In the text on general practitioners' working hours in Norway, what exempts RGPs from OOH work under the negotiated collective agreement?

__Passage for review__:
——————————
The small difference in working time between genders in Norway is remarkable. In the United Kingdom, the difference between male and female GPs is estimated to be 6 hours for regular work (24) and in Netherland to be 8 hours on average (25). For OOH work we have not found any comparable literature. Our results show that female RGPs have an almost similar workload as males in daytime practice, the gender difference is somewhat greater for OOH (2.3 hours compared to 1.6 hours). Significantly fewer females participate in OOH work. Especially when the duties are taken from home (rural areas), female RGPs participate less than male RGPs. This is in line with what is known about gender differences generally in working life in Norway. A larger proportion of women work part-time, and this includes highly educated women (22).
Age over 55 years exempts RGPs from OOH work according to the negotiated collective agreement. This fits well with what we found; RGPs above the age of 54 seldom worked OOH. There was a clear tendency that a higher proportion of RGPs in the younger age group participated in OOH work. This may be desired, or may fulfil a requirement to work OOH as part of the specialization course for general practitioners, along with a desire for higher income at the start of the career (23).
The employment position was also associated with participation in OOH work. A higher proportion of salaried GPs or GPs with a bonus agreement participated in OOH work. For small and/or rural municipalities with heavy OOH workloads, different bonus agreement may be offered as a recruitment effort and explains why a salaried position with a bonus agreement was significantly associated with having OOH work.
Different variables were associated with heavy OOH workload and most of them express different conditions in rural areas. Long travelling time to the nearest hospital and small municipalities are two isolated factors associated with heavy OOH workload. We also found that the more hours a RGP worked OOH, the greater the portion of home visit duties. Rurality is associated with OOH home visit duties and shorter patient lists; this is very likely an explanatory factor. We had no information about the centrality of the workplaces. Hence it was not possible to correct for this relationship in the analyses.
To organize emergency primary health care in a rural country such as Norway is challenging, but it is at the same time necessary to provide all citizens with equal health care. Our study has shown that with an increasing workload of regular working hours, there is a risk that fewer RGPs will participate in OOH work. In districts with optional participation, there will be a risk that the RGP's competence will be lost to the OOH services. In other districts with mandatory participation in OOH work, there will be a risk of recruitment problems if workloads become excessive and the proportion of women among younger doctors increases. For responsible authorities who plan to organize the OOH services, it is important to look at the total workload, so that RGPs are ensured an acceptable total workload in line with other employees who participate in shift work.
Implications for future research
In this study we investigated self-registered working time during one week. Factors that can provide stability and continuity in primary health care were not mapped. Heavy workload indicates a high risk of unstable physician staffing. With increasing numbers of female medical students, it is necessary to examine what conditions are fundamental to enable newly educated female doctors to thrive and stay in the field of RGPs, especially in rural areas where the OOH workload is heavy.
——————————
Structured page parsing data
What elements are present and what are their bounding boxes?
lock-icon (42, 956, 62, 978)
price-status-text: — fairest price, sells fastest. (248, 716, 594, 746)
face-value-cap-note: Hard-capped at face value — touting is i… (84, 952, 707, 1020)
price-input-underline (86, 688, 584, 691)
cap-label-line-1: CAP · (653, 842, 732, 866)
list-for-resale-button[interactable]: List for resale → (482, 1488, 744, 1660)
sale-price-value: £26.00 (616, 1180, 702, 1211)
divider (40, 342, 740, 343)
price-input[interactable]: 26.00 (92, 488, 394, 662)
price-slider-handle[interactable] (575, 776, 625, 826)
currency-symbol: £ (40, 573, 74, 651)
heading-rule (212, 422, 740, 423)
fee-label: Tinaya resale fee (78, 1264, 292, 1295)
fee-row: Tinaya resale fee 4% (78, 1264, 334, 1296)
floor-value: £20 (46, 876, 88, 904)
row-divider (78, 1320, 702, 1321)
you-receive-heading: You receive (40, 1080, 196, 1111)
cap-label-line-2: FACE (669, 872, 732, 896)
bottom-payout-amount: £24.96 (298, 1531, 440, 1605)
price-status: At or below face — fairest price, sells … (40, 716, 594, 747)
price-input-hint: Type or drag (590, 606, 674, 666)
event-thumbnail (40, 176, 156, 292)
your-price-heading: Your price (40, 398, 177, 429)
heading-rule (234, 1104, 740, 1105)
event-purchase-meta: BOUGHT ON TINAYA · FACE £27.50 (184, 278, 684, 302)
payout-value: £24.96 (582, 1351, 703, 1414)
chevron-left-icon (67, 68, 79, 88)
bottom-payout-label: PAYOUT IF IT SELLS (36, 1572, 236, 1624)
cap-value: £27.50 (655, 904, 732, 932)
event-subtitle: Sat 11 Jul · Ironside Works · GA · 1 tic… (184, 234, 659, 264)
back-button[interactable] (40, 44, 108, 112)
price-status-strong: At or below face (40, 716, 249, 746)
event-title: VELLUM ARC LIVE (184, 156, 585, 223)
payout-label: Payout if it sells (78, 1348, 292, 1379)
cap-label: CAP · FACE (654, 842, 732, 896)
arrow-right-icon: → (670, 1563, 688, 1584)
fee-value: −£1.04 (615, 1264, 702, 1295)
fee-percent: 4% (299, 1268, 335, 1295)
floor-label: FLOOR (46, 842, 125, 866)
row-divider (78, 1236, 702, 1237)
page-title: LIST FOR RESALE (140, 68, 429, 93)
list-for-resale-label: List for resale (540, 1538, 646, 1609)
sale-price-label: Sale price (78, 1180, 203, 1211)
——————————
__Output for this task__:
Being over 55 years of age exempts RGPs from OOH work.